_Supplied records_
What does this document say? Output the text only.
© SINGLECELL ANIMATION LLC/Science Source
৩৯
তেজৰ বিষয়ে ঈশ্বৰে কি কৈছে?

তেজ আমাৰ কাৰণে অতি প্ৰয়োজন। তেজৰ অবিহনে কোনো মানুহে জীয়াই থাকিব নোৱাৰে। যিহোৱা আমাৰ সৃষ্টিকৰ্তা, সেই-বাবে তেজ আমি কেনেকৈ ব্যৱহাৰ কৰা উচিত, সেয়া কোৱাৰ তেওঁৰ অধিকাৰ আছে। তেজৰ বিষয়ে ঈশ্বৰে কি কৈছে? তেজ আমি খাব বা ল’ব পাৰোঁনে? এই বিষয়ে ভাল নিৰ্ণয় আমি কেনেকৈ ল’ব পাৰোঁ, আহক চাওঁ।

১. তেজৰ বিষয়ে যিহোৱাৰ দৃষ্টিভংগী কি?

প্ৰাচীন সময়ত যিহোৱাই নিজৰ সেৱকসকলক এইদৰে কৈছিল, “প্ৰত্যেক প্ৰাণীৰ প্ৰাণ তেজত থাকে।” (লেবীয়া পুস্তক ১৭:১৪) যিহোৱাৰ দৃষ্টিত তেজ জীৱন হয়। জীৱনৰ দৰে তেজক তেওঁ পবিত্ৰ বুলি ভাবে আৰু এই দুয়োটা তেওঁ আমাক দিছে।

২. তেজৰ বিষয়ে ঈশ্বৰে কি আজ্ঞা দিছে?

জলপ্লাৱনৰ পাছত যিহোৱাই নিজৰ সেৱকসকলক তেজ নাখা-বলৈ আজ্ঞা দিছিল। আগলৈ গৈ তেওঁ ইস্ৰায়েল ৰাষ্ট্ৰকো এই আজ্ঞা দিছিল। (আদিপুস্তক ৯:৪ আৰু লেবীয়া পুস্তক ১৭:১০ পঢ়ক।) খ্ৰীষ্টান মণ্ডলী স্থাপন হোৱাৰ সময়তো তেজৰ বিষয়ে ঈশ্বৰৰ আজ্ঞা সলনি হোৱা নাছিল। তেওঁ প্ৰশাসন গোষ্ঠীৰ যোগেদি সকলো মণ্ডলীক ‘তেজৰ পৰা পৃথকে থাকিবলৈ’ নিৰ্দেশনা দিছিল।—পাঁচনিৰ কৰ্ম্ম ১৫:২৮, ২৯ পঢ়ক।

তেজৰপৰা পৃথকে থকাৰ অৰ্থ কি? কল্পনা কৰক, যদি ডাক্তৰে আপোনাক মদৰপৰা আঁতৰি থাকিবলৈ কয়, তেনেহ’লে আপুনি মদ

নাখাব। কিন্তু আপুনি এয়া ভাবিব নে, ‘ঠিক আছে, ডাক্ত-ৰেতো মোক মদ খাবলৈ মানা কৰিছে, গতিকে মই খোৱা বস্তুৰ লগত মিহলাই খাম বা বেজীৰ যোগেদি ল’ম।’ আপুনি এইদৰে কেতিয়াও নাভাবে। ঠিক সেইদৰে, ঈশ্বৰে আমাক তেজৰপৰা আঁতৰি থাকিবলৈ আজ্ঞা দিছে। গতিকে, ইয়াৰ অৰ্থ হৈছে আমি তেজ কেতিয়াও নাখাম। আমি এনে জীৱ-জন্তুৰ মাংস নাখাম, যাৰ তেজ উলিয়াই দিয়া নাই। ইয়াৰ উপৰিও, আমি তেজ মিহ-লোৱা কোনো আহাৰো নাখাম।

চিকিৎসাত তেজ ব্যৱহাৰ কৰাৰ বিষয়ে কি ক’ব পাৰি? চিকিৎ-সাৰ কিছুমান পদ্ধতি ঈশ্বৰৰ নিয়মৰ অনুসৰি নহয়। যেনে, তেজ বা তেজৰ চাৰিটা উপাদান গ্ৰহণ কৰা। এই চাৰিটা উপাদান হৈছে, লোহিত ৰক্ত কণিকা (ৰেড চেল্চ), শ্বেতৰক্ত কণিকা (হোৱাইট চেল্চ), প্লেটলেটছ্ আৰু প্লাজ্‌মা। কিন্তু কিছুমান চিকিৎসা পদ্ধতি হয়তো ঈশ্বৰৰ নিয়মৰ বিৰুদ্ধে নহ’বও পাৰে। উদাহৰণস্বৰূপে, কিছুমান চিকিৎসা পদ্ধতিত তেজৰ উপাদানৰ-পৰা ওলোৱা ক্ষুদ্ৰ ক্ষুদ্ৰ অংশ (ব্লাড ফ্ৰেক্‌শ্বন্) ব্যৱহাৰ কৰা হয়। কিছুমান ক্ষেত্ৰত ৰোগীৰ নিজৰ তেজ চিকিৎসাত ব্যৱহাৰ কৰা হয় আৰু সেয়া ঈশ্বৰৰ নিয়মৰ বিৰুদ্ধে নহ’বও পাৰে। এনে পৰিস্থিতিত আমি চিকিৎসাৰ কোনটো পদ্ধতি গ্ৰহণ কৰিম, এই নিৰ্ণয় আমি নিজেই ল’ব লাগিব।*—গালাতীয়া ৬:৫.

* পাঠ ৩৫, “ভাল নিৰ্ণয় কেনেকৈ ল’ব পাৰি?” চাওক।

_Challenge_
Repeat the material from above exactly, word for word.

_Solution for this exercise_
What does this document say? Output the text only.
© SINGLECELL ANIMATION LLC/Science Source
৩৯
তেজৰ বিষয়ে ঈশ্বৰে কি কৈছে?

তেজ আমাৰ কাৰণে অতি প্ৰয়োজন। তেজৰ অবিহনে কোনো মানুহে জীয়াই থাকিব নোৱাৰে। যিহোৱা আমাৰ সৃষ্টিকৰ্তা, সেই-বাবে তেজ আমি কেনেকৈ ব্যৱহাৰ কৰা উচিত, সেয়া কোৱাৰ তেওঁৰ অধিকাৰ আছে। তেজৰ বিষয়ে ঈশ্বৰে কি কৈছে? তেজ আমি খাব বা ল’ব পাৰোঁনে? এই বিষয়ে ভাল নিৰ্ণয় আমি কেনেকৈ ল’ব পাৰোঁ, আহক চাওঁ।

১. তেজৰ বিষয়ে যিহোৱাৰ দৃষ্টিভংগী কি?

প্ৰাচীন সময়ত যিহোৱাই নিজৰ সেৱকসকলক এইদৰে কৈছিল, “প্ৰত্যেক প্ৰাণীৰ প্ৰাণ তেজত থাকে।” (লেবীয়া পুস্তক ১৭:১৪) যিহোৱাৰ দৃষ্টিত তেজ জীৱন হয়। জীৱনৰ দৰে তেজক তেওঁ পবিত্ৰ বুলি ভাবে আৰু এই দুয়োটা তেওঁ আমাক দিছে।

২. তেজৰ বিষয়ে ঈশ্বৰে কি আজ্ঞা দিছে?

জলপ্লাৱনৰ পাছত যিহোৱাই নিজৰ সেৱকসকলক তেজ নাখা-বলৈ আজ্ঞা দিছিল। আগলৈ গৈ তেওঁ ইস্ৰায়েল ৰাষ্ট্ৰকো এই আজ্ঞা দিছিল। (আদিপুস্তক ৯:৪ আৰু লেবীয়া পুস্তক ১৭:১০ পঢ়ক।) খ্ৰীষ্টান মণ্ডলী স্থাপন হোৱাৰ সময়তো তেজৰ বিষয়ে ঈশ্বৰৰ আজ্ঞা সলনি হোৱা নাছিল। তেওঁ প্ৰশাসন গোষ্ঠীৰ যোগেদি সকলো মণ্ডলীক ‘তেজৰ পৰা পৃথকে থাকিবলৈ’ নিৰ্দেশনা দিছিল।—পাঁচনিৰ কৰ্ম্ম ১৫:২৮, ২৯ পঢ়ক।

তেজৰপৰা পৃথকে থকাৰ অৰ্থ কি? কল্পনা কৰক, যদি ডাক্তৰে আপোনাক মদৰপৰা আঁতৰি থাকিবলৈ কয়, তেনেহ’লে আপুনি মদ

নাখাব। কিন্তু আপুনি এয়া ভাবিব নে, ‘ঠিক আছে, ডাক্ত-ৰেতো মোক মদ খাবলৈ মানা কৰিছে, গতিকে মই খোৱা বস্তুৰ লগত মিহলাই খাম বা বেজীৰ যোগেদি ল’ম।’ আপুনি এইদৰে কেতিয়াও নাভাবে। ঠিক সেইদৰে, ঈশ্বৰে আমাক তেজৰপৰা আঁতৰি থাকিবলৈ আজ্ঞা দিছে। গতিকে, ইয়াৰ অৰ্থ হৈছে আমি তেজ কেতিয়াও নাখাম। আমি এনে জীৱ-জন্তুৰ মাংস নাখাম, যাৰ তেজ উলিয়াই দিয়া নাই। ইয়াৰ উপৰিও, আমি তেজ মিহ-লোৱা কোনো আহাৰো নাখাম।

চিকিৎসাত তেজ ব্যৱহাৰ কৰাৰ বিষয়ে কি ক’ব পাৰি? চিকিৎ-সাৰ কিছুমান পদ্ধতি ঈশ্বৰৰ নিয়মৰ অনুসৰি নহয়। যেনে, তেজ বা তেজৰ চাৰিটা উপাদান গ্ৰহণ কৰা। এই চাৰিটা উপাদান হৈছে, লোহিত ৰক্ত কণিকা (ৰেড চেল্চ), শ্বেতৰক্ত কণিকা (হোৱাইট চেল্চ), প্লেটলেটছ্ আৰু প্লাজ্‌মা। কিন্তু কিছুমান চিকিৎসা পদ্ধতি হয়তো ঈশ্বৰৰ নিয়মৰ বিৰুদ্ধে নহ’বও পাৰে। উদাহৰণস্বৰূপে, কিছুমান চিকিৎসা পদ্ধতিত তেজৰ উপাদানৰ-পৰা ওলোৱা ক্ষুদ্ৰ ক্ষুদ্ৰ অংশ (ব্লাড ফ্ৰেক্‌শ্বন্) ব্যৱহাৰ কৰা হয়। কিছুমান ক্ষেত্ৰত ৰোগীৰ নিজৰ তেজ চিকিৎসাত ব্যৱহাৰ কৰা হয় আৰু সেয়া ঈশ্বৰৰ নিয়মৰ বিৰুদ্ধে নহ’বও পাৰে। এনে পৰিস্থিতিত আমি চিকিৎসাৰ কোনটো পদ্ধতি গ্ৰহণ কৰিম, এই নিৰ্ণয় আমি নিজেই ল’ব লাগিব।*—গালাতীয়া ৬:৫.

* পাঠ ৩৫, “ভাল নিৰ্ণয় কেনেকৈ ল’ব পাৰি?” চাওক।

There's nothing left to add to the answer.